**TASK TO COMPLETE:**
Reproduce each record below exactly as written.

**MATERIAL TO PROCESS:**
>> Begin
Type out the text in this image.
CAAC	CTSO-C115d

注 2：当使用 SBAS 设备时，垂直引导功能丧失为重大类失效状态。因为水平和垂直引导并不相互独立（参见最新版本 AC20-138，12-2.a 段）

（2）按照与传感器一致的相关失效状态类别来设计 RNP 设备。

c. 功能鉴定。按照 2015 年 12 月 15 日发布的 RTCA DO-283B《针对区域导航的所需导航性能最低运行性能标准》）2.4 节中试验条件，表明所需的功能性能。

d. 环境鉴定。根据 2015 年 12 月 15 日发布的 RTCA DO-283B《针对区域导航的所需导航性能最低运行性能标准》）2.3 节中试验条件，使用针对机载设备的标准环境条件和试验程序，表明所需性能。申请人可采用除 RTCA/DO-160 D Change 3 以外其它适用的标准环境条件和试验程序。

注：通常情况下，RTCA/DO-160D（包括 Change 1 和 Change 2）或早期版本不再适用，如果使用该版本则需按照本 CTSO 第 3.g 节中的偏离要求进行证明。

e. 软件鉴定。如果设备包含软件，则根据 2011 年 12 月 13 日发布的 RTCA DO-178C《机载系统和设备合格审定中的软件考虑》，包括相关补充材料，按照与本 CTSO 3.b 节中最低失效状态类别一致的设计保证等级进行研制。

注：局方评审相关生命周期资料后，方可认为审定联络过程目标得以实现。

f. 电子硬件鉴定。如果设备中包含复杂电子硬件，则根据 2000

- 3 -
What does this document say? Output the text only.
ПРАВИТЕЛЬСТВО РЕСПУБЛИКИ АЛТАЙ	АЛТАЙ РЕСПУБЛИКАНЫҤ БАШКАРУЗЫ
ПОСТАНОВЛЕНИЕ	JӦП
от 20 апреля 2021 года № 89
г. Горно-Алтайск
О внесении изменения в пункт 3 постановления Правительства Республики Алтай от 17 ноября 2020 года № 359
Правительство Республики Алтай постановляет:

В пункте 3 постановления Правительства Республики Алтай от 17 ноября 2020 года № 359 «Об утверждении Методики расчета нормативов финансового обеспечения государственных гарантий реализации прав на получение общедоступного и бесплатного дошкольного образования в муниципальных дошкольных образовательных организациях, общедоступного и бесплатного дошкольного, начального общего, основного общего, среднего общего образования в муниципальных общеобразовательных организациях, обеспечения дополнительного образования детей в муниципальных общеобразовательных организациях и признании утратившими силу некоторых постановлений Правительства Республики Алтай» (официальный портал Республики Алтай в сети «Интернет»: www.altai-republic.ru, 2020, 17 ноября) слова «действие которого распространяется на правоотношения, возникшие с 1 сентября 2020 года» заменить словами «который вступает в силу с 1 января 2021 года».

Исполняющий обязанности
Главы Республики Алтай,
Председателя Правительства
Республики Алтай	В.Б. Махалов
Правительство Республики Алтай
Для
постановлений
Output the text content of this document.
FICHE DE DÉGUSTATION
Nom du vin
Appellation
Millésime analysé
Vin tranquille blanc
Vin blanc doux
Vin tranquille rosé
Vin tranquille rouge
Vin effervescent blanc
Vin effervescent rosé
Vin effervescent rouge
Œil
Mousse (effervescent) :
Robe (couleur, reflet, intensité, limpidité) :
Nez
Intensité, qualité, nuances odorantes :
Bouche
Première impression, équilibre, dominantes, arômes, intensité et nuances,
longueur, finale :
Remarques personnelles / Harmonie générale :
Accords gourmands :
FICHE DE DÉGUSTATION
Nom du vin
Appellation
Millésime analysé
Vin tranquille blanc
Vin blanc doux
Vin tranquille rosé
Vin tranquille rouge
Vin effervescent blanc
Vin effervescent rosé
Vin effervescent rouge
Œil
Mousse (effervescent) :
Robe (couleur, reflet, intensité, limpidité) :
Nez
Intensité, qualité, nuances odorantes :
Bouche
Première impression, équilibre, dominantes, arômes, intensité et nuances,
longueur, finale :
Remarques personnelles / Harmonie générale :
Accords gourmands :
>> End
**CORRECT RESPONSE:**
Type out the text in this image.
CAAC	CTSO-C115d

注 2：当使用 SBAS 设备时，垂直引导功能丧失为重大类失效状态。因为水平和垂直引导并不相互独立（参见最新版本 AC20-138，12-2.a 段）

（2）按照与传感器一致的相关失效状态类别来设计 RNP 设备。

c. 功能鉴定。按照 2015 年 12 月 15 日发布的 RTCA DO-283B《针对区域导航的所需导航性能最低运行性能标准》）2.4 节中试验条件，表明所需的功能性能。

d. 环境鉴定。根据 2015 年 12 月 15 日发布的 RTCA DO-283B《针对区域导航的所需导航性能最低运行性能标准》）2.3 节中试验条件，使用针对机载设备的标准环境条件和试验程序，表明所需性能。申请人可采用除 RTCA/DO-160 D Change 3 以外其它适用的标准环境条件和试验程序。

注：通常情况下，RTCA/DO-160D（包括 Change 1 和 Change 2）或早期版本不再适用，如果使用该版本则需按照本 CTSO 第 3.g 节中的偏离要求进行证明。

e. 软件鉴定。如果设备包含软件，则根据 2011 年 12 月 13 日发布的 RTCA DO-178C《机载系统和设备合格审定中的软件考虑》，包括相关补充材料，按照与本 CTSO 3.b 节中最低失效状态类别一致的设计保证等级进行研制。

注：局方评审相关生命周期资料后，方可认为审定联络过程目标得以实现。

f. 电子硬件鉴定。如果设备中包含复杂电子硬件，则根据 2000

- 3 -
What does this document say? Output the text only.
ПРАВИТЕЛЬСТВО РЕСПУБЛИКИ АЛТАЙ	АЛТАЙ РЕСПУБЛИКАНЫҤ БАШКАРУЗЫ
ПОСТАНОВЛЕНИЕ	JӦП
от 20 апреля 2021 года № 89
г. Горно-Алтайск
О внесении изменения в пункт 3 постановления Правительства Республики Алтай от 17 ноября 2020 года № 359
Правительство Республики Алтай постановляет:

В пункте 3 постановления Правительства Республики Алтай от 17 ноября 2020 года № 359 «Об утверждении Методики расчета нормативов финансового обеспечения государственных гарантий реализации прав на получение общедоступного и бесплатного дошкольного образования в муниципальных дошкольных образовательных организациях, общедоступного и бесплатного дошкольного, начального общего, основного общего, среднего общего образования в муниципальных общеобразовательных организациях, обеспечения дополнительного образования детей в муниципальных общеобразовательных организациях и признании утратившими силу некоторых постановлений Правительства Республики Алтай» (официальный портал Республики Алтай в сети «Интернет»: www.altai-republic.ru, 2020, 17 ноября) слова «действие которого распространяется на правоотношения, возникшие с 1 сентября 2020 года» заменить словами «который вступает в силу с 1 января 2021 года».

Исполняющий обязанности
Главы Республики Алтай,
Председателя Правительства
Республики Алтай	В.Б. Махалов
Правительство Республики Алтай
Для
постановлений
Output the text content of this document.
FICHE DE DÉGUSTATION
Nom du vin
Appellation
Millésime analysé
Vin tranquille blanc
Vin blanc doux
Vin tranquille rosé
Vin tranquille rouge
Vin effervescent blanc
Vin effervescent rosé
Vin effervescent rouge
Œil
Mousse (effervescent) :
Robe (couleur, reflet, intensité, limpidité) :
Nez
Intensité, qualité, nuances odorantes :
Bouche
Première impression, équilibre, dominantes, arômes, intensité et nuances,
longueur, finale :
Remarques personnelles / Harmonie générale :
Accords gourmands :
FICHE DE DÉGUSTATION
Nom du vin
Appellation
Millésime analysé
Vin tranquille blanc
Vin blanc doux
Vin tranquille rosé
Vin tranquille rouge
Vin effervescent blanc
Vin effervescent rosé
Vin effervescent rouge
Œil
Mousse (effervescent) :
Robe (couleur, reflet, intensité, limpidité) :
Nez
Intensité, qualité, nuances odorantes :
Bouche
Première impression, équilibre, dominantes, arômes, intensité et nuances,
longueur, finale :
Remarques personnelles / Harmonie générale :
Accords gourmands :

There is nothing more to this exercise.